-- Problem to solve --
Collect each line containing "reliant".
BEGIN Records
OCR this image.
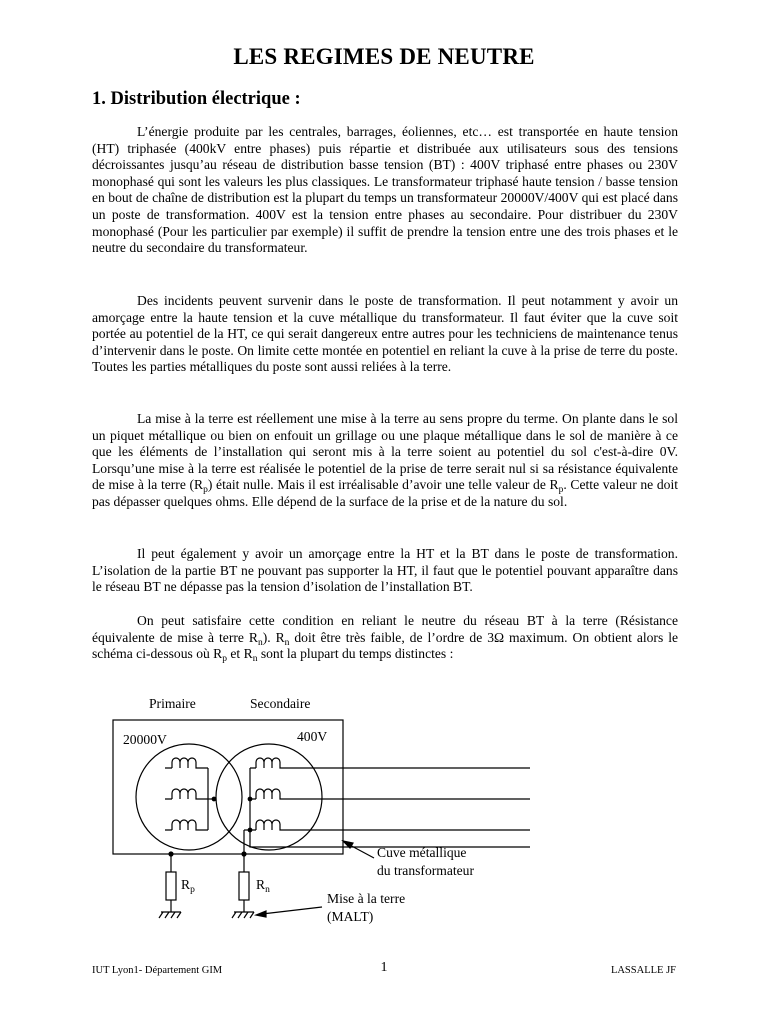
LES REGIMES DE NEUTRE
1. Distribution électrique :

L’énergie produite par les centrales, barrages, éoliennes, etc… est transportée en haute tension (HT) triphasée (400kV entre phases) puis répartie et distribuée aux utilisateurs sous des tensions décroissantes jusqu’au réseau de distribution basse tension (BT) : 400V triphasé entre phases ou 230V monophasé qui sont les valeurs les plus classiques. Le transformateur triphasé haute tension / basse tension en bout de chaîne de distribution est la plupart du temps un transformateur 20000V/400V qui est placé dans un poste de transformation. 400V est la tension entre phases au secondaire. Pour distribuer du 230V monophasé (Pour les particulier par exemple) il suffit de prendre la tension entre une des trois phases et le neutre du secondaire du transformateur.

Des incidents peuvent survenir dans le poste de transformation. Il peut notamment y avoir un amorçage entre la haute tension et la cuve métallique du transformateur. Il faut éviter que la cuve soit portée au potentiel de la HT, ce qui serait dangereux entre autres pour les techniciens de maintenance tenus d’intervenir dans le poste. On limite cette montée en potentiel en reliant la cuve à la prise de terre du poste. Toutes les parties métalliques du poste sont aussi reliées à la terre.

La mise à la terre est réellement une mise à la terre au sens propre du terme. On plante dans le sol un piquet métallique ou bien on enfouit un grillage ou une plaque métallique dans le sol de manière à ce que les éléments de l’installation qui seront mis à la terre soient au potentiel du sol c'est-à-dire 0V. Lorsqu’une mise à la terre est réalisée le potentiel de la prise de terre serait nul si sa résistance équivalente de mise à la terre $(R_p)$ était nulle. Mais il est irréalisable d’avoir une telle valeur de $R_p$. Cette valeur ne doit pas dépasser quelques ohms. Elle dépend de la surface de la prise et de la nature du sol.

Il peut également y avoir un amorçage entre la HT et la BT dans le poste de transformation. L’isolation de la partie BT ne pouvant pas supporter la HT, il faut que le potentiel pouvant apparaître dans le réseau BT ne dépasse pas la tension d’isolation de l’installation BT.

On peut satisfaire cette condition en reliant le neutre du réseau BT à la terre (Résistance équivalente de mise à terre $R_n$). $R_n$ doit être très faible, de l’ordre de 3Ω maximum. On obtient alors le schéma ci-dessous où $R_p$ et $R_n$ sont la plupart du temps distinctes :

Primaire	Secondaire
20000V	400V
$R_p$	$R_n$
Cuve métallique
du transformateur
Mise à la terre
(MALT)
IUT Lyon1- Département GIM	1	LASSALLE JF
END Records
-- Task solution --
Des incidents peuvent survenir dans le poste de transformation. Il peut notamment y avoir un amorçage entre la haute tension et la cuve métallique du transformateur. Il faut éviter que la cuve soit portée au potentiel de la HT, ce qui serait dangereux entre autres pour les techniciens de maintenance tenus d’intervenir dans le poste. On limite cette montée en potentiel en reliant la cuve à la prise de terre du poste. Toutes les parties métalliques du poste sont aussi reliées à la terre.
On peut satisfaire cette condition en reliant le neutre du réseau BT à la terre (Résistance équivalente de mise à terre $R_n$). $R_n$ doit être très faible, de l’ordre de 3Ω maximum. On obtient alors le schéma ci-dessous où $R_p$ et $R_n$ sont la plupart du temps distinctes :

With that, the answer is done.